→ Requirements: Reproduce the listing below verbatim.

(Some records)
■ ■ ■ ■ ■

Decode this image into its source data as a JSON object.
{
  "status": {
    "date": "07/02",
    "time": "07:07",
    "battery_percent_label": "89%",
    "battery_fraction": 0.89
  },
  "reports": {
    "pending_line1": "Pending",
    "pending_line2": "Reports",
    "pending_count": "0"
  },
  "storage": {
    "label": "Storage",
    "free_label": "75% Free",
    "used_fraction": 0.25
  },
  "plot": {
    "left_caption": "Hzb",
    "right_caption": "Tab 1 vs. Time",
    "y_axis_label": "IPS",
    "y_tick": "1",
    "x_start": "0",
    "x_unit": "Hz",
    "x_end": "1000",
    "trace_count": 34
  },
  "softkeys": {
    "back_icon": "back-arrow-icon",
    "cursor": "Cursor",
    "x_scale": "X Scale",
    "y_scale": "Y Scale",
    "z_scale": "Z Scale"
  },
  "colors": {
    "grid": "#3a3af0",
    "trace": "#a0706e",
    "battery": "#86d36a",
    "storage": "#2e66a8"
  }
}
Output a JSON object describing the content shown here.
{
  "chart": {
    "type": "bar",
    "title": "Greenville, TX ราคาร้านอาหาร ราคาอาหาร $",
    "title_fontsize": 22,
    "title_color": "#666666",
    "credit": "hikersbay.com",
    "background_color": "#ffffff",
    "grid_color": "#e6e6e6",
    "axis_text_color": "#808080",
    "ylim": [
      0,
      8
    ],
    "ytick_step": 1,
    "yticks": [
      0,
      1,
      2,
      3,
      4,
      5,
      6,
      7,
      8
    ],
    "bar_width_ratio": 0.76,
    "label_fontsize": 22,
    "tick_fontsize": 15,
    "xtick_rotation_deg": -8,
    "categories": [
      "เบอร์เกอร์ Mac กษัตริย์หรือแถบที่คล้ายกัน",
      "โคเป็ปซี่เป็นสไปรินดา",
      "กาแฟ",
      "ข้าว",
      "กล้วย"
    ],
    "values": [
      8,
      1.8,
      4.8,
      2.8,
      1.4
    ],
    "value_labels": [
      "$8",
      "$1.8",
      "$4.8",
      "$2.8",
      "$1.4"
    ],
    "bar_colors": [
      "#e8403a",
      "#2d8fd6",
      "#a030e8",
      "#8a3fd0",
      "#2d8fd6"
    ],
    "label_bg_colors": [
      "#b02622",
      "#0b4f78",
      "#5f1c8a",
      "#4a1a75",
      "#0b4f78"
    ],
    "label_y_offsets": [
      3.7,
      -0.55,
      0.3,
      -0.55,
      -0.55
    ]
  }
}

■ ■ ■ ■ ■

→ Problem solution:
Decode this image into its source data as a JSON object.
{
  "status": {
    "date": "07/02",
    "time": "07:07",
    "battery_percent_label": "89%",
    "battery_fraction": 0.89
  },
  "reports": {
    "pending_line1": "Pending",
    "pending_line2": "Reports",
    "pending_count": "0"
  },
  "storage": {
    "label": "Storage",
    "free_label": "75% Free",
    "used_fraction": 0.25
  },
  "plot": {
    "left_caption": "Hzb",
    "right_caption": "Tab 1 vs. Time",
    "y_axis_label": "IPS",
    "y_tick": "1",
    "x_start": "0",
    "x_unit": "Hz",
    "x_end": "1000",
    "trace_count": 34
  },
  "softkeys": {
    "back_icon": "back-arrow-icon",
    "cursor": "Cursor",
    "x_scale": "X Scale",
    "y_scale": "Y Scale",
    "z_scale": "Z Scale"
  },
  "colors": {
    "grid": "#3a3af0",
    "trace": "#a0706e",
    "battery": "#86d36a",
    "storage": "#2e66a8"
  }
}
Output a JSON object describing the content shown here.
{
  "chart": {
    "type": "bar",
    "title": "Greenville, TX ราคาร้านอาหาร ราคาอาหาร $",
    "title_fontsize": 22,
    "title_color": "#666666",
    "credit": "hikersbay.com",
    "background_color": "#ffffff",
    "grid_color": "#e6e6e6",
    "axis_text_color": "#808080",
    "ylim": [
      0,
      8
    ],
    "ytick_step": 1,
    "yticks": [
      0,
      1,
      2,
      3,
      4,
      5,
      6,
      7,
      8
    ],
    "bar_width_ratio": 0.76,
    "label_fontsize": 22,
    "tick_fontsize": 15,
    "xtick_rotation_deg": -8,
    "categories": [
      "เบอร์เกอร์ Mac กษัตริย์หรือแถบที่คล้ายกัน",
      "โคเป็ปซี่เป็นสไปรินดา",
      "กาแฟ",
      "ข้าว",
      "กล้วย"
    ],
    "values": [
      8,
      1.8,
      4.8,
      2.8,
      1.4
    ],
    "value_labels": [
      "$8",
      "$1.8",
      "$4.8",
      "$2.8",
      "$1.4"
    ],
    "bar_colors": [
      "#e8403a",
      "#2d8fd6",
      "#a030e8",
      "#8a3fd0",
      "#2d8fd6"
    ],
    "label_bg_colors": [
      "#b02622",
      "#0b4f78",
      "#5f1c8a",
      "#4a1a75",
      "#0b4f78"
    ],
    "label_y_offsets": [
      3.7,
      -0.55,
      0.3,
      -0.55,
      -0.55
    ]
  }
}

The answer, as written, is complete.